- [Task details] Give the count of lines that include the string "Average". Add nothing to it.

....................

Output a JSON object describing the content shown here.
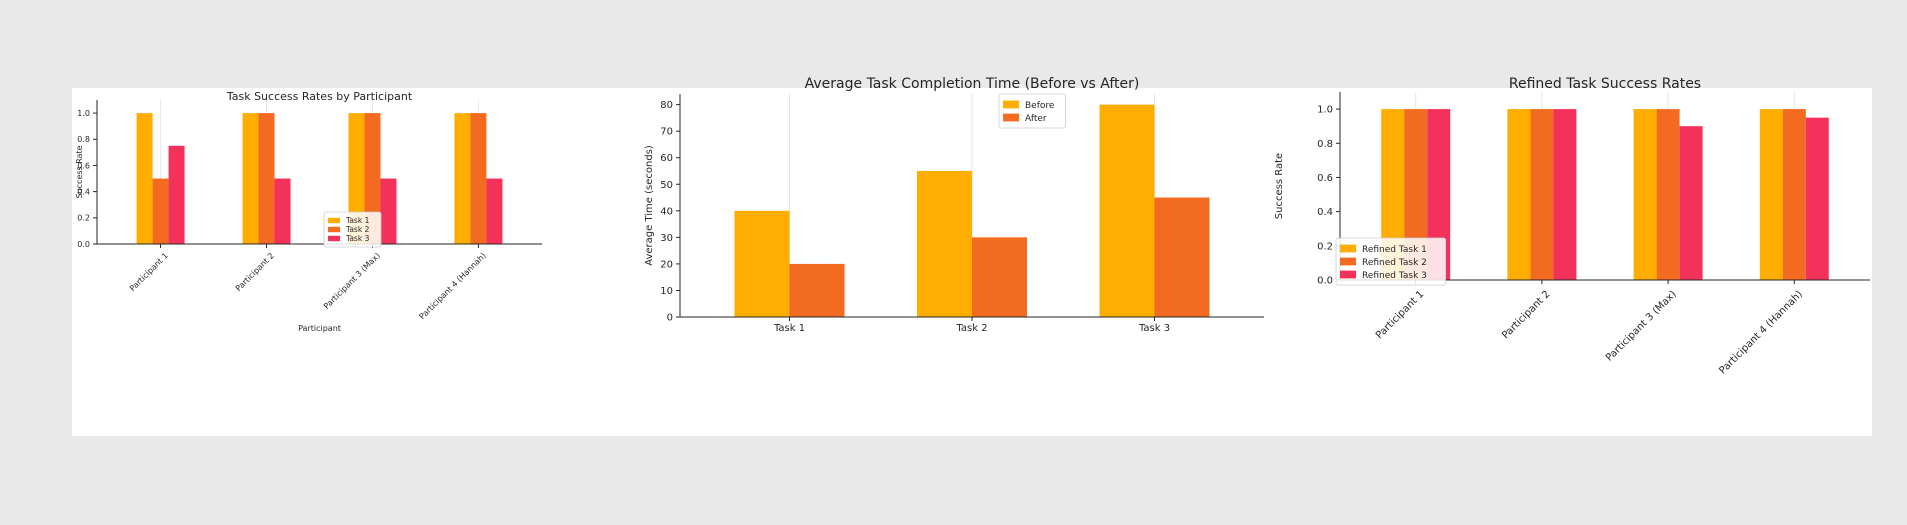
{
  "colors": {
    "c1": "#FFAD00",
    "c2": "#F26B21",
    "c3": "#F2325A",
    "grid": "#e6e6e6",
    "axis": "#262626"
  },
  "chart_data": [
    {
      "type": "bar",
      "title": "Task Success Rates by Participant",
      "xlabel": "Participant",
      "ylabel": "Success Rate",
      "categories": [
        "Participant 1",
        "Participant 2",
        "Participant 3 (Max)",
        "Participant 4 (Hannah)"
      ],
      "series": [
        {
          "name": "Task 1",
          "values": [
            1.0,
            1.0,
            1.0,
            1.0
          ]
        },
        {
          "name": "Task 2",
          "values": [
            0.5,
            1.0,
            1.0,
            1.0
          ]
        },
        {
          "name": "Task 3",
          "values": [
            0.75,
            0.5,
            0.5,
            0.5
          ]
        }
      ],
      "ylim": [
        0,
        1.1
      ],
      "yticks": [
        "0.0",
        "0.2",
        "0.4",
        "0.6",
        "0.8",
        "1.0"
      ],
      "legend": "lower-right",
      "grid": "x"
    },
    {
      "type": "bar",
      "title": "Average Task Completion Time (Before vs After)",
      "xlabel": "",
      "ylabel": "Average Time (seconds)",
      "categories": [
        "Task 1",
        "Task 2",
        "Task 3"
      ],
      "series": [
        {
          "name": "Before",
          "values": [
            40,
            55,
            80
          ]
        },
        {
          "name": "After",
          "values": [
            20,
            30,
            45
          ]
        }
      ],
      "ylim": [
        0,
        84
      ],
      "yticks": [
        "0",
        "10",
        "20",
        "30",
        "40",
        "50",
        "60",
        "70",
        "80"
      ],
      "legend": "upper-right",
      "grid": "x"
    },
    {
      "type": "bar",
      "title": "Refined Task Success Rates",
      "xlabel": "",
      "ylabel": "Success Rate",
      "categories": [
        "Participant 1",
        "Participant 2",
        "Participant 3 (Max)",
        "Participant 4 (Hannah)"
      ],
      "series": [
        {
          "name": "Refined Task 1",
          "values": [
            1.0,
            1.0,
            1.0,
            1.0
          ]
        },
        {
          "name": "Refined Task 2",
          "values": [
            1.0,
            1.0,
            1.0,
            1.0
          ]
        },
        {
          "name": "Refined Task 3",
          "values": [
            1.0,
            1.0,
            0.9,
            0.95
          ]
        }
      ],
      "ylim": [
        0,
        1.1
      ],
      "yticks": [
        "0.0",
        "0.2",
        "0.4",
        "0.6",
        "0.8",
        "1.0"
      ],
      "legend": "lower-center",
      "grid": "x"
    }
  ]
}
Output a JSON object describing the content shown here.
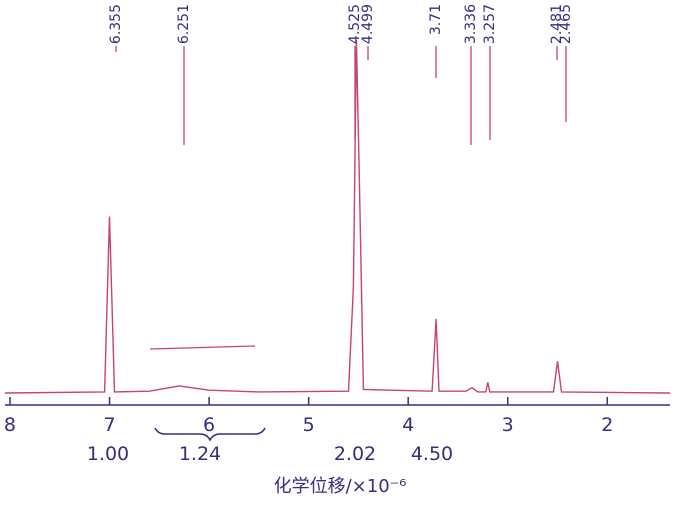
{
  "chart_data": {
    "type": "line",
    "x_label": "化学位移/×10⁻⁶",
    "xlim": [
      8.05,
      1.37
    ],
    "xticks": [
      8,
      7,
      6,
      5,
      4,
      3,
      2
    ],
    "ylim": [
      0,
      100
    ],
    "series": [
      {
        "name": "spectrum",
        "color": "#c9436e",
        "x": [
          8.05,
          7.05,
          7.0,
          6.95,
          6.6,
          6.3,
          6.0,
          5.5,
          4.6,
          4.55,
          4.52,
          4.49,
          4.45,
          3.76,
          3.72,
          3.69,
          3.42,
          3.36,
          3.3,
          3.22,
          3.2,
          3.18,
          2.54,
          2.5,
          2.46,
          1.37
        ],
        "values": [
          0,
          0.3,
          50,
          0.3,
          0.5,
          2,
          0.8,
          0.3,
          0.5,
          30,
          100,
          60,
          1,
          0.5,
          21,
          0.5,
          0.5,
          1.5,
          0.3,
          0.3,
          3,
          0.3,
          0.3,
          9,
          0.3,
          0
        ]
      }
    ],
    "peak_labels": [
      6.355,
      6.251,
      4.525,
      4.499,
      3.71,
      3.336,
      3.257,
      2.481,
      2.465
    ],
    "integrals": {
      "values": [
        1.0,
        1.24,
        2.02,
        4.5
      ],
      "value_labels": [
        "1.00",
        "1.24",
        "2.02",
        "4.50"
      ]
    }
  }
}
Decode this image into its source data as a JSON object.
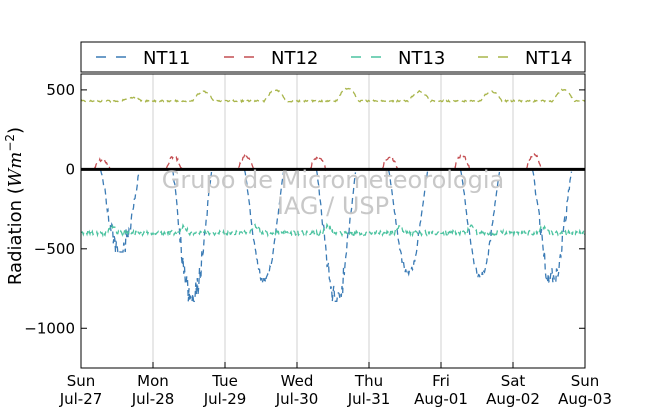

....................

- [Answer below] 2